Reply with one number only: the count of lines below that contain the word "CAGE".

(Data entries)
------

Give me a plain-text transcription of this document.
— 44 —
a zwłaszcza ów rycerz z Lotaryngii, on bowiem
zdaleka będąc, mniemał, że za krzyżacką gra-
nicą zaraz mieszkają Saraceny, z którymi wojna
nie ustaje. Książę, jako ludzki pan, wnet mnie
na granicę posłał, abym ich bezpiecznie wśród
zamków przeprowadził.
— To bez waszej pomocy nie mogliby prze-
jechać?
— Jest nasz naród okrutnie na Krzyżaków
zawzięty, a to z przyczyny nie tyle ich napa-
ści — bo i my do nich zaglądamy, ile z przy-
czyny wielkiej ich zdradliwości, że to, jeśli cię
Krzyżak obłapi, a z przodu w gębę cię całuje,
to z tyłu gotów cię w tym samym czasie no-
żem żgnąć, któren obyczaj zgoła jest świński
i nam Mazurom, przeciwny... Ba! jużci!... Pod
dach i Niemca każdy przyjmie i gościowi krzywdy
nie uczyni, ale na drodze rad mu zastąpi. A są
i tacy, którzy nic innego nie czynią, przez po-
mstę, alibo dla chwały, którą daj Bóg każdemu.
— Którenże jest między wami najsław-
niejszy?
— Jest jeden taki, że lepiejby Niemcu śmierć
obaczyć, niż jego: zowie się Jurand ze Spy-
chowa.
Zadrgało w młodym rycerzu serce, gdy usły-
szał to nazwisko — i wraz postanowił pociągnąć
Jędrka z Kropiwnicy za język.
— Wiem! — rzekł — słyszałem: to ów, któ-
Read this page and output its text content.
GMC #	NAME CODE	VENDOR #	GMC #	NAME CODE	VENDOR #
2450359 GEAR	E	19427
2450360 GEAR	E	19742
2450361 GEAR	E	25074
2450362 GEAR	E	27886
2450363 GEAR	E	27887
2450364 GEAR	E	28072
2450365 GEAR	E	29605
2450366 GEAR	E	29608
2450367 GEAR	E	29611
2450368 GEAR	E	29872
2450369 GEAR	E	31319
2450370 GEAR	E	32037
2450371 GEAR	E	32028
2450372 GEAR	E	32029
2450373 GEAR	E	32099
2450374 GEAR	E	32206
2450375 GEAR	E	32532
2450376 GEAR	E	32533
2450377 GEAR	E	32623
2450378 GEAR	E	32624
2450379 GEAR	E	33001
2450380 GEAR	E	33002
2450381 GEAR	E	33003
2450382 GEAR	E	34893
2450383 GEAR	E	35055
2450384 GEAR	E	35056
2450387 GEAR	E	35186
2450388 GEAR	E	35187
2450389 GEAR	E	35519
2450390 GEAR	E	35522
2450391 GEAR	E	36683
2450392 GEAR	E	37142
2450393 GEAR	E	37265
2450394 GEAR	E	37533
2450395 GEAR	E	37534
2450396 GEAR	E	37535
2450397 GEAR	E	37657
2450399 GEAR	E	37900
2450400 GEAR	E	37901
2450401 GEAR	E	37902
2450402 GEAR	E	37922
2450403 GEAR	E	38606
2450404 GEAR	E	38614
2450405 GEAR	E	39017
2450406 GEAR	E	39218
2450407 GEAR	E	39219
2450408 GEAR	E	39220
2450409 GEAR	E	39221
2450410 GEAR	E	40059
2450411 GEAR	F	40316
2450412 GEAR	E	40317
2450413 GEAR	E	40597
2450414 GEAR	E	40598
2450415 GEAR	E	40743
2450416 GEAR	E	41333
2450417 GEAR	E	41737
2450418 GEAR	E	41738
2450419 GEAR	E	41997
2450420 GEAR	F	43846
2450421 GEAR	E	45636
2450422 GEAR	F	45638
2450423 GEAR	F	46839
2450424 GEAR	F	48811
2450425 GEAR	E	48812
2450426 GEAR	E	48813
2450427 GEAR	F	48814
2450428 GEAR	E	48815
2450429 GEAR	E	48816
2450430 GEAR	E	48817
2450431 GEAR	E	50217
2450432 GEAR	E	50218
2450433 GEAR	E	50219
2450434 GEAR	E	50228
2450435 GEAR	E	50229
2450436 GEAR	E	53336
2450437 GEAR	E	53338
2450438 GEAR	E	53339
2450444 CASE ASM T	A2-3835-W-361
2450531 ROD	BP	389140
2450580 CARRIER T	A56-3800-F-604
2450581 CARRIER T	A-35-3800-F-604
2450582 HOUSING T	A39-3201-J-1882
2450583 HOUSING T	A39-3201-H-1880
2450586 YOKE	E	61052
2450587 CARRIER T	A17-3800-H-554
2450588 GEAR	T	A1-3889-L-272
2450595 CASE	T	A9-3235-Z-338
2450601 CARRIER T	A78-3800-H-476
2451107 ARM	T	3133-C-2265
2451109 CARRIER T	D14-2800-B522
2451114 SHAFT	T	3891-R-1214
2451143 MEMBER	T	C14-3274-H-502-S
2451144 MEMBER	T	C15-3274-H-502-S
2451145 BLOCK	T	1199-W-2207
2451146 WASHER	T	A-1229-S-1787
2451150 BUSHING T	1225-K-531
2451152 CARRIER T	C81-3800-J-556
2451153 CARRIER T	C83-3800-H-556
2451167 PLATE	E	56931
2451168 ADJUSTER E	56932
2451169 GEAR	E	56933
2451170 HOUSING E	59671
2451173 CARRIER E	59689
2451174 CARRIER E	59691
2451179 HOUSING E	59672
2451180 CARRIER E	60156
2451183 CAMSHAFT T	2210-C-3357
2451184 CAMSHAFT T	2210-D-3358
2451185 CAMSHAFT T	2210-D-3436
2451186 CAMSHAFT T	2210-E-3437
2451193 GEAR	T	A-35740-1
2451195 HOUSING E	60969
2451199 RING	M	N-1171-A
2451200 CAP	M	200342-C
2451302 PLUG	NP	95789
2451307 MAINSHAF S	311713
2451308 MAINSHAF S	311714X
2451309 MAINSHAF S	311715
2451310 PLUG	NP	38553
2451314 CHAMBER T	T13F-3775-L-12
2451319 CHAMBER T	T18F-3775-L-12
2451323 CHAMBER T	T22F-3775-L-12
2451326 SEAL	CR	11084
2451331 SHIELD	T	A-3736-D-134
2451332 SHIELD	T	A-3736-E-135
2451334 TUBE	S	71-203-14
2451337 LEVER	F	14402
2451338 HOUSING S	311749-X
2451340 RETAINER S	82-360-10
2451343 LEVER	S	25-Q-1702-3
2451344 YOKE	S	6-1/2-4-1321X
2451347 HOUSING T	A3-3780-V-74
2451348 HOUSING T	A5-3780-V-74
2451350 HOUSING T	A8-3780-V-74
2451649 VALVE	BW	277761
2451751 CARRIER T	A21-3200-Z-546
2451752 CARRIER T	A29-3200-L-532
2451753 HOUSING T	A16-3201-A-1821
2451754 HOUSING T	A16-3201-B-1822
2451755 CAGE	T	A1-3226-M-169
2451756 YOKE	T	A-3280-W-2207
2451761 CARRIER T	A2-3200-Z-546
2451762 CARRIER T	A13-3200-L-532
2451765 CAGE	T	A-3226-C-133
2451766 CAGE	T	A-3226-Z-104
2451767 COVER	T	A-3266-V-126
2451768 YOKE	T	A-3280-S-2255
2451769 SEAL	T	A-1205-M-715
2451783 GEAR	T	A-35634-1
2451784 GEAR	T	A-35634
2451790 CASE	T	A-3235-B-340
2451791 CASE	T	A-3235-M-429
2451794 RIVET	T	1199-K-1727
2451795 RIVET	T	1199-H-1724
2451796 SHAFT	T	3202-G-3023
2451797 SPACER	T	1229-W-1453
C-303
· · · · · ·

------

*THE RESULT*. 3